YOUR OBJECTIVE: Search the material below for the word "discord" and copy every line in which it occurs.

DATA TO PROCESS:
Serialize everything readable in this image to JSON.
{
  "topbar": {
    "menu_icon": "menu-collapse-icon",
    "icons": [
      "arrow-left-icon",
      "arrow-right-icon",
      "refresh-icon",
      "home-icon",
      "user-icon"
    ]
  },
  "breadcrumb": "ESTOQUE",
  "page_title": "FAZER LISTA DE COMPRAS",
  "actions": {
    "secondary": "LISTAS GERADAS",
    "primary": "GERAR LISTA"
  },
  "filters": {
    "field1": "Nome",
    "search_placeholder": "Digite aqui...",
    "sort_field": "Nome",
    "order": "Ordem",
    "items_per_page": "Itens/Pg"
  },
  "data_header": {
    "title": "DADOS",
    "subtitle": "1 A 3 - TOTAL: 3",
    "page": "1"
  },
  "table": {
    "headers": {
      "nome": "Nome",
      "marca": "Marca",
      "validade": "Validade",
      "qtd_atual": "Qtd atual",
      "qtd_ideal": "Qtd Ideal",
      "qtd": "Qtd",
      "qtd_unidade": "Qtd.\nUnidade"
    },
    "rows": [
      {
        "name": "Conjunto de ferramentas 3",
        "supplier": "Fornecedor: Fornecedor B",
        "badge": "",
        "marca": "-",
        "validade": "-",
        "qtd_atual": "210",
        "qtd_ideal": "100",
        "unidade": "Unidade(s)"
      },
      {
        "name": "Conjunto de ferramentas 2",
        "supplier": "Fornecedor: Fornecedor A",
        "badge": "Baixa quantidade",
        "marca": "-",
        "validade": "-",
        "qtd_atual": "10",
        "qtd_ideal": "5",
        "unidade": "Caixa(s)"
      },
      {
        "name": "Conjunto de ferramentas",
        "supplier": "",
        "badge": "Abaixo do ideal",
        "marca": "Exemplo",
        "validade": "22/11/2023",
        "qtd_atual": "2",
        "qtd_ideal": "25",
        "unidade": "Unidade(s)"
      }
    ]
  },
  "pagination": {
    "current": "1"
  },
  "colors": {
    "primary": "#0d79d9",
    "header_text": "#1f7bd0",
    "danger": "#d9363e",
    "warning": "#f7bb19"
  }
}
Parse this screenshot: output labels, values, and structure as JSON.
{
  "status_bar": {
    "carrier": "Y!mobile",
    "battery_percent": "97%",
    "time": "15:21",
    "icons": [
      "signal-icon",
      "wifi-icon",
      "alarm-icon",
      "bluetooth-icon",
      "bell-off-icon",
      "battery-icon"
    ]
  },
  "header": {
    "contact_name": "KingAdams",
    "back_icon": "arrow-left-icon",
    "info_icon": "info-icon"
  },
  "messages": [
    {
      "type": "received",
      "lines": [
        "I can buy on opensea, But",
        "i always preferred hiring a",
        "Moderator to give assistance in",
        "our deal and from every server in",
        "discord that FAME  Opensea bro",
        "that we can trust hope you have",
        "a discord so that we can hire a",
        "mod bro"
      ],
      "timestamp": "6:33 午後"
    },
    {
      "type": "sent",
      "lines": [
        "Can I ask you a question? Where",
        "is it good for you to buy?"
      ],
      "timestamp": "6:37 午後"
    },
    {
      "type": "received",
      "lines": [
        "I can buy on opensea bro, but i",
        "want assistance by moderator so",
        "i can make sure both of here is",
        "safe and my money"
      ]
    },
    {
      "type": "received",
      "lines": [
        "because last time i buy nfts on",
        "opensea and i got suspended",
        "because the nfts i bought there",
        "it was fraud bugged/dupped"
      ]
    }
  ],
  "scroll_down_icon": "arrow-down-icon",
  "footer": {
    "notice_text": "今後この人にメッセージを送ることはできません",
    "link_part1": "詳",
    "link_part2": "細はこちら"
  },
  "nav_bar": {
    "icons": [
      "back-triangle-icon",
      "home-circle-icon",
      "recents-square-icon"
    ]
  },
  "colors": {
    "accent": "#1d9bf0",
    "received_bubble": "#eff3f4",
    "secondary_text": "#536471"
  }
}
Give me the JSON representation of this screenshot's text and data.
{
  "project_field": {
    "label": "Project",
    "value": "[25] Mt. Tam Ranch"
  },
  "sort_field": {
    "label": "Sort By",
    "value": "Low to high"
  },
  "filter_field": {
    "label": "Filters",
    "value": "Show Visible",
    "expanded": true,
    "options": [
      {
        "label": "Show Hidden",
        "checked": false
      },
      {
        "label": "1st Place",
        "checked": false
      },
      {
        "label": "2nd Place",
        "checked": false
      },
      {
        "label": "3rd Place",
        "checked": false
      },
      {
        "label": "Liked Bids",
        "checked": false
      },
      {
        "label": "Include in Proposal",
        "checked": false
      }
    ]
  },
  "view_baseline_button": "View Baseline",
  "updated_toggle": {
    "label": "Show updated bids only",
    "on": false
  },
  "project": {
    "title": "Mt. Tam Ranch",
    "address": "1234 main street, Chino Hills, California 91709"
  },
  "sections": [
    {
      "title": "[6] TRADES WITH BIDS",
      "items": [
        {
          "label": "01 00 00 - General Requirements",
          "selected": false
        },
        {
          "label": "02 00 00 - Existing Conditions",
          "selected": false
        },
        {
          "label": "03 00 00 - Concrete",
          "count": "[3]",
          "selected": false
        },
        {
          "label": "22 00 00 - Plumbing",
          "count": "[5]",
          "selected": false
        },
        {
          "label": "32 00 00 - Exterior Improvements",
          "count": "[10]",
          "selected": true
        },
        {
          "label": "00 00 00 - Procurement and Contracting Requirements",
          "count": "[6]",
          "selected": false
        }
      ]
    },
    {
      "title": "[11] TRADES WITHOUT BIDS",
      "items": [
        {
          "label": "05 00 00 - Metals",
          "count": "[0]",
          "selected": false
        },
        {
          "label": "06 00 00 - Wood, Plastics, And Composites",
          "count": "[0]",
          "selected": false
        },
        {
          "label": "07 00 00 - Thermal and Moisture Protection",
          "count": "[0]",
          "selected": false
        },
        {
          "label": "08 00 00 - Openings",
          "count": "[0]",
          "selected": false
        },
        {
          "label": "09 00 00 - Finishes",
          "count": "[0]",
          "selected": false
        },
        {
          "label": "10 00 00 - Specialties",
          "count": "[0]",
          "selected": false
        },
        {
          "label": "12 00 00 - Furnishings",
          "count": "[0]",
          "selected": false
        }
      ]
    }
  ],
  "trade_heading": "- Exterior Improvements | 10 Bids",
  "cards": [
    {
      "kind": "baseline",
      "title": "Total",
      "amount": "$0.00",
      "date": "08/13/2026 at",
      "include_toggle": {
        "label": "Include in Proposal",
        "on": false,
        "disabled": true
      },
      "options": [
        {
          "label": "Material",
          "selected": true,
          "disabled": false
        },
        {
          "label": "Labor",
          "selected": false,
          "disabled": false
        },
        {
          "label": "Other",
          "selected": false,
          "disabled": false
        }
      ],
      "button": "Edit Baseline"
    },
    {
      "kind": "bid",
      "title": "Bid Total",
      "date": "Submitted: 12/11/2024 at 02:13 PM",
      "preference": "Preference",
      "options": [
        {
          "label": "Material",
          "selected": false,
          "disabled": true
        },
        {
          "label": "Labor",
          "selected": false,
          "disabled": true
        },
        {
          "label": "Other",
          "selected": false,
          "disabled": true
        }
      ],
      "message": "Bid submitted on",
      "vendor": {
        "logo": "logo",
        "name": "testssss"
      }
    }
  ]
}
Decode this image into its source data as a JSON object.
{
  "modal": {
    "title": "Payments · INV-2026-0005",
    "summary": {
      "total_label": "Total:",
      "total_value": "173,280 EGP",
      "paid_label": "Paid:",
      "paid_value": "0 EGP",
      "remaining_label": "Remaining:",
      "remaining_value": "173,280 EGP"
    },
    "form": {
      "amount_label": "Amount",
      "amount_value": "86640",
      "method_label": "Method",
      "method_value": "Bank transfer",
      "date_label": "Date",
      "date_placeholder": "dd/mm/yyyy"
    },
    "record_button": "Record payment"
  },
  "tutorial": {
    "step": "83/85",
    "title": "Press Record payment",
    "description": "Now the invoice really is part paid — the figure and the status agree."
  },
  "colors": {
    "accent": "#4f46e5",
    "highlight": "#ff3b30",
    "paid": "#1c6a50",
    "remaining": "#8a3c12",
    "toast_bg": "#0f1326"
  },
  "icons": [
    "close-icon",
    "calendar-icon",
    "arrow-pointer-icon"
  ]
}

ANSWER TO THE EXERCISE:
        "discord that FAME  Opensea bro",
        "a discord so that we can hire a",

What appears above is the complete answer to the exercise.